§ PROVIDED INFORMATION:

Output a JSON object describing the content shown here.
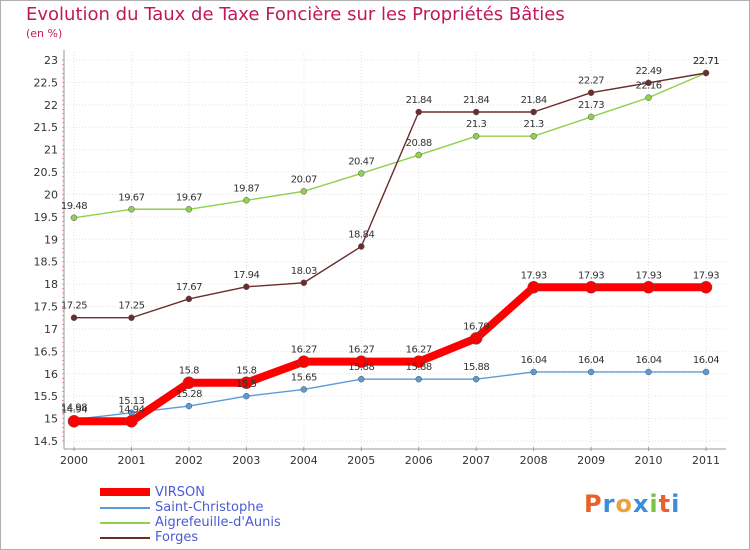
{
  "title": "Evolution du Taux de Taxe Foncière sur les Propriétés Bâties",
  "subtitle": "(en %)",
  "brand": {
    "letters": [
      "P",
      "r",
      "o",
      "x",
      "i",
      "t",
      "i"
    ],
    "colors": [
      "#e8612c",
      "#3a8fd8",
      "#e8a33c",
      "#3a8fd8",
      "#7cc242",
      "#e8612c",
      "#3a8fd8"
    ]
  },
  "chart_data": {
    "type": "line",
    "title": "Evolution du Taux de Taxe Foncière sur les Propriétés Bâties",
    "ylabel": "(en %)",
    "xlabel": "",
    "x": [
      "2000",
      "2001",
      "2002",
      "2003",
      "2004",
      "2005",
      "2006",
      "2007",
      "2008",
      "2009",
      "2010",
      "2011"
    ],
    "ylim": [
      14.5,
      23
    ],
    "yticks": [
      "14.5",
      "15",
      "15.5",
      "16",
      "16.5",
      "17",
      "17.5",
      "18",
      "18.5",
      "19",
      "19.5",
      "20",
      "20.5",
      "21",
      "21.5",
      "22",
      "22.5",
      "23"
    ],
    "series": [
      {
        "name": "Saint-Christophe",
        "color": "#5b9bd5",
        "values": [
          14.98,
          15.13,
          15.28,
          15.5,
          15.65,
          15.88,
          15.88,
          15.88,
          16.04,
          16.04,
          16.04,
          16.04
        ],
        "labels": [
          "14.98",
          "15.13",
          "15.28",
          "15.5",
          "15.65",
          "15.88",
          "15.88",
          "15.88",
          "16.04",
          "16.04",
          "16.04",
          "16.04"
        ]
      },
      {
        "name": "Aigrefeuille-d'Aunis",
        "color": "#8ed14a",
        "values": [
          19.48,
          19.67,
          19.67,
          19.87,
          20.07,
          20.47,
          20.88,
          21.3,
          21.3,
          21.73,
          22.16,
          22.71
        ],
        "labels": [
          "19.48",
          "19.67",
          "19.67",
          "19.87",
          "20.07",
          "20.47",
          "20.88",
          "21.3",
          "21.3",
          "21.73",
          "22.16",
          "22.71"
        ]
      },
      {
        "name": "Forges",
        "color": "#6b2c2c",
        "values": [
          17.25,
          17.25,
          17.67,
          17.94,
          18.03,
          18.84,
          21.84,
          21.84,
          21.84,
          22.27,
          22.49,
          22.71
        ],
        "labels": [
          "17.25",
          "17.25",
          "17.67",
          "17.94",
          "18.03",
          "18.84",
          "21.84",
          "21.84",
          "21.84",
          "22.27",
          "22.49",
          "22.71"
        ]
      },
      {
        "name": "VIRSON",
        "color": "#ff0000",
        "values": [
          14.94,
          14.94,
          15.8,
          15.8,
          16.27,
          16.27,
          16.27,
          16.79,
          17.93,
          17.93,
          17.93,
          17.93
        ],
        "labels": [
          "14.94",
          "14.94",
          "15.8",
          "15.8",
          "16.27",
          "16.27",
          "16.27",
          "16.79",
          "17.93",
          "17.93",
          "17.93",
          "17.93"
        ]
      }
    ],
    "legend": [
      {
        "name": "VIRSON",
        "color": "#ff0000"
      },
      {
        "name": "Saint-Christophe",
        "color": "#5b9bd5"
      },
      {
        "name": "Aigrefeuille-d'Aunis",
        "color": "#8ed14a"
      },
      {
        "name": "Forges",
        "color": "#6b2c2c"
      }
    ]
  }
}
...
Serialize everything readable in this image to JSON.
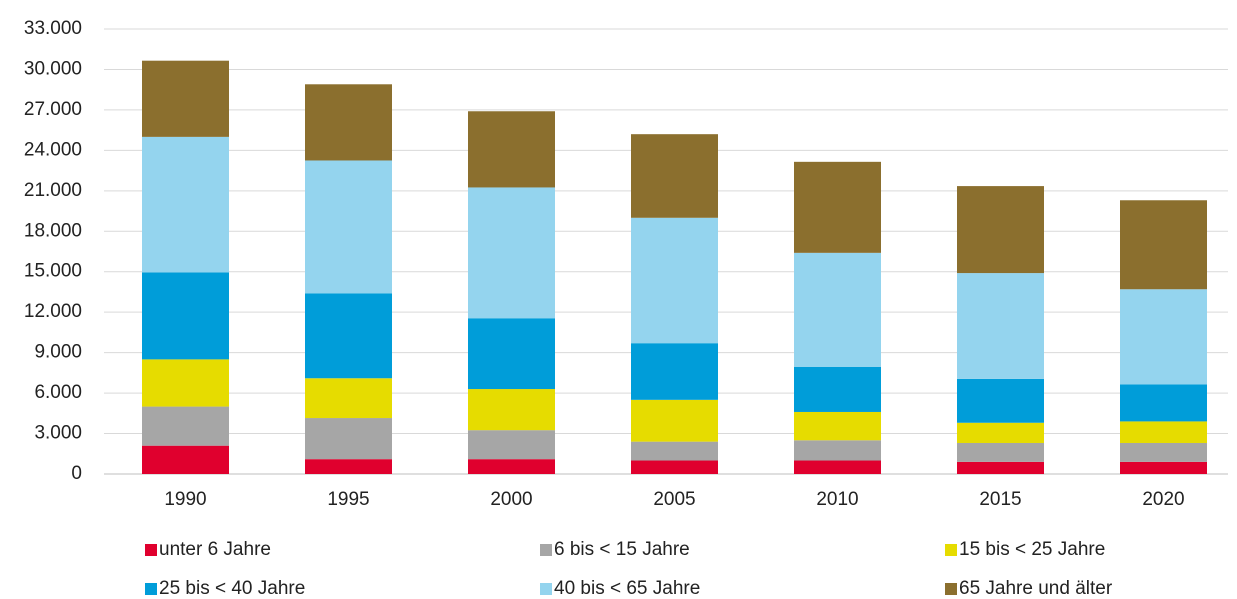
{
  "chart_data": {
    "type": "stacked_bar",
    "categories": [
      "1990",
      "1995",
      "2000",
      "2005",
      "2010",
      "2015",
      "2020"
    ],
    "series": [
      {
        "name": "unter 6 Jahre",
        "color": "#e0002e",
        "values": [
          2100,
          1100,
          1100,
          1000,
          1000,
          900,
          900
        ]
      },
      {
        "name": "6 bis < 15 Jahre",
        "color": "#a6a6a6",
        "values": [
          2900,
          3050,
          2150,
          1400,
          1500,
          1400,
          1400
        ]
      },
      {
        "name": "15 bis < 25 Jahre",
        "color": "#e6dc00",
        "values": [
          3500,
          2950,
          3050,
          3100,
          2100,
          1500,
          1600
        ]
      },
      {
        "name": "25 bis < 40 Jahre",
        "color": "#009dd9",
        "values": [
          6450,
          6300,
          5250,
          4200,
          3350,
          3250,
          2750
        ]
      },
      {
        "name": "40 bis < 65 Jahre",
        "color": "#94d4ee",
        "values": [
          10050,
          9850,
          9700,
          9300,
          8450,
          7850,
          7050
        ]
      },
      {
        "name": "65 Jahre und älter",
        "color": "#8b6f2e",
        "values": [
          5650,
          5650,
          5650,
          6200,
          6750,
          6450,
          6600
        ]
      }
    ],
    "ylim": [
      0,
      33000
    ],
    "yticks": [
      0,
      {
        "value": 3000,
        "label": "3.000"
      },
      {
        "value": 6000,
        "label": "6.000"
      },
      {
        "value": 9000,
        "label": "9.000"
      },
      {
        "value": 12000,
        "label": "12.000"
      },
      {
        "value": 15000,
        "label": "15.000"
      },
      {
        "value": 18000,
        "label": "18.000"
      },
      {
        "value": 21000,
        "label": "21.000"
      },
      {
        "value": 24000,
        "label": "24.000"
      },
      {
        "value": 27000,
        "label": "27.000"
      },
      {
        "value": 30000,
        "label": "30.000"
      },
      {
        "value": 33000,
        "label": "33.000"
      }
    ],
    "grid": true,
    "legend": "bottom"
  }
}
...
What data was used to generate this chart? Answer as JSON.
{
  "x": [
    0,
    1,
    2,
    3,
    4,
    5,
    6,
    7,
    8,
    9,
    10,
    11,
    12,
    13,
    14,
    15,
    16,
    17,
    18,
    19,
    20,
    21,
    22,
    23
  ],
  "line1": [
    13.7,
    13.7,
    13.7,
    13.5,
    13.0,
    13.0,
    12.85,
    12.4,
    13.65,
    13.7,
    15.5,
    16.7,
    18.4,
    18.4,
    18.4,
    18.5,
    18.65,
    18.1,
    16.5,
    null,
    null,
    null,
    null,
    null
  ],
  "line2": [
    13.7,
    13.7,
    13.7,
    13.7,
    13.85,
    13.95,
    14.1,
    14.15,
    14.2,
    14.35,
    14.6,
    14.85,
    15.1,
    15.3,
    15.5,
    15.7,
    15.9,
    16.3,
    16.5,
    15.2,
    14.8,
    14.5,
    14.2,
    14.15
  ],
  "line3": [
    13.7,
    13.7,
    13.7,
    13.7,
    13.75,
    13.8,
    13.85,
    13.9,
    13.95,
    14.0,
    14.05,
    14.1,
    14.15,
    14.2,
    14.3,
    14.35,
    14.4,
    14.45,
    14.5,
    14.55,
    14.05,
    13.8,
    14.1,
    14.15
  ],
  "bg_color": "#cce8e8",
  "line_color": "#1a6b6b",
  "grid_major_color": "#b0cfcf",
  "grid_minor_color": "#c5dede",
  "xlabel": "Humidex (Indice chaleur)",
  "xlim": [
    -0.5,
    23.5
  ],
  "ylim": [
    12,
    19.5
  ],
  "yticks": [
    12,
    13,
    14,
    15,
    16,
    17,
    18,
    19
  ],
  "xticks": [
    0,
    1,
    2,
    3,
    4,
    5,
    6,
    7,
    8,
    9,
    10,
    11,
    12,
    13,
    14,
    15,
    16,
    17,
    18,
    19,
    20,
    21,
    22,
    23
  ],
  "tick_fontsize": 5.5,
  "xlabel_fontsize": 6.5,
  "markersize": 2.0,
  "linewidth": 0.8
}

§ INSTRUCTIONS TO FOLLOW:
Reply with the number of lines in the preceding entries that contain "Jahre", and no other words.

§ TASK SOLUTION:
6